### Data listing
● ● ● ●

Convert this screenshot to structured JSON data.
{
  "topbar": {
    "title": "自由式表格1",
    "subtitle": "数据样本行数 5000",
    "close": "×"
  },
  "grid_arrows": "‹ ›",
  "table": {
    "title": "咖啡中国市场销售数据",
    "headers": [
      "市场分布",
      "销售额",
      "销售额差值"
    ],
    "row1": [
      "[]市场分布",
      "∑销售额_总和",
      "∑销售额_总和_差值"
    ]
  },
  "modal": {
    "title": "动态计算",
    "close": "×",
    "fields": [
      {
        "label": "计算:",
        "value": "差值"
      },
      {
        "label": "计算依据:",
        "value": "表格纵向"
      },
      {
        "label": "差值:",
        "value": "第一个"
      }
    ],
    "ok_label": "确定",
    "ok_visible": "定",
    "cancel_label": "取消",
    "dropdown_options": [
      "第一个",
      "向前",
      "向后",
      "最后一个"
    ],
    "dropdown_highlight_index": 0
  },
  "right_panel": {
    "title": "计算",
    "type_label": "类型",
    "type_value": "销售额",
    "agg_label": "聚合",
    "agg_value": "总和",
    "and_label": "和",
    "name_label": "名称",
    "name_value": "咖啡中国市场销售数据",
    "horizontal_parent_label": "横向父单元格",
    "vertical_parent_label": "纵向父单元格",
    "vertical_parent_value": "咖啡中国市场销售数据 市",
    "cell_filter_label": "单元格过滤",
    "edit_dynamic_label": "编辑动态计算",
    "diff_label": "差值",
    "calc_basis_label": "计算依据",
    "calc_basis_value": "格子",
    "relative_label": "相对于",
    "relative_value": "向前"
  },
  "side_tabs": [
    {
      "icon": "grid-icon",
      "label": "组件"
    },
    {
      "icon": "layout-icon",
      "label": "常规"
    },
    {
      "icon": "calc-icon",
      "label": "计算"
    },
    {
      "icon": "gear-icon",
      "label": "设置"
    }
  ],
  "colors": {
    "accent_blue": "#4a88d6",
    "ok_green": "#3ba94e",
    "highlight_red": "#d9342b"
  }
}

● ● ● ●

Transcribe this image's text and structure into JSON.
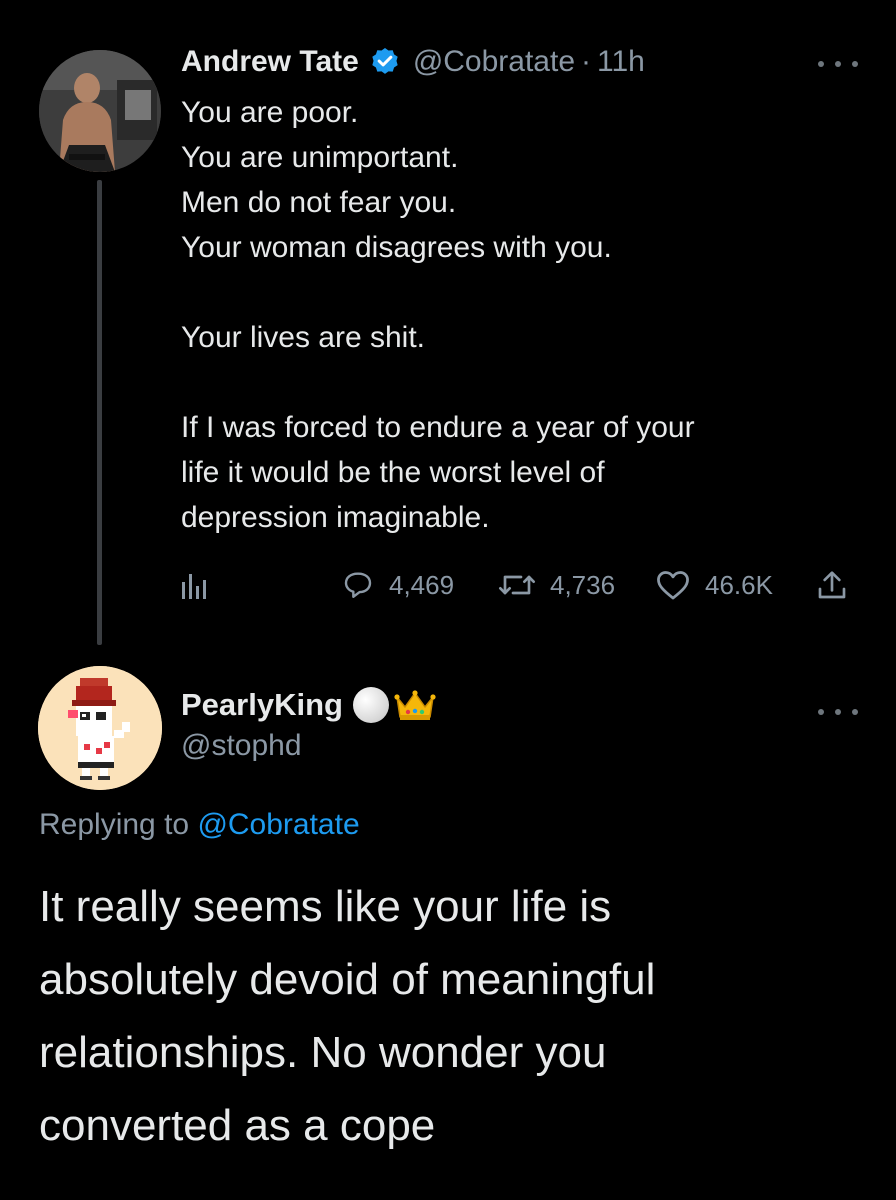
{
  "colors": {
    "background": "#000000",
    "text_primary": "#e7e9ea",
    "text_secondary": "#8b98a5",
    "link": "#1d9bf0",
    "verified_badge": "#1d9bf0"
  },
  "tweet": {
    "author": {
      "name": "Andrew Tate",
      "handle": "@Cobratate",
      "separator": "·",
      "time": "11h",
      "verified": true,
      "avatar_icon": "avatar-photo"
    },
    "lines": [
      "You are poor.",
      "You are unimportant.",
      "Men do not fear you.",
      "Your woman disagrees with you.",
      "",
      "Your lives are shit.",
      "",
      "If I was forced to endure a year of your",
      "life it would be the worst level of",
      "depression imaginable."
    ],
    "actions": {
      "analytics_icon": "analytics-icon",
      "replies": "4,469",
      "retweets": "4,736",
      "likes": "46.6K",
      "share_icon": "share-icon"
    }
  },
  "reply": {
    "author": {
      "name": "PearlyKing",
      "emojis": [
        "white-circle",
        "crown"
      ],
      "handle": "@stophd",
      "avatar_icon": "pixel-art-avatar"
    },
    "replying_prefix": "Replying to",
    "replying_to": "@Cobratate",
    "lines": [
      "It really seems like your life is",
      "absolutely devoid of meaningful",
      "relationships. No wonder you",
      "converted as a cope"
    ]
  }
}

● ● ● ●

### INSTRUCTION
Which lines contain "this"? Copy each of them out.

### FULL SOLUTION
Convert this screenshot to structured JSON data.
Transcribe this image's text and structure into JSON.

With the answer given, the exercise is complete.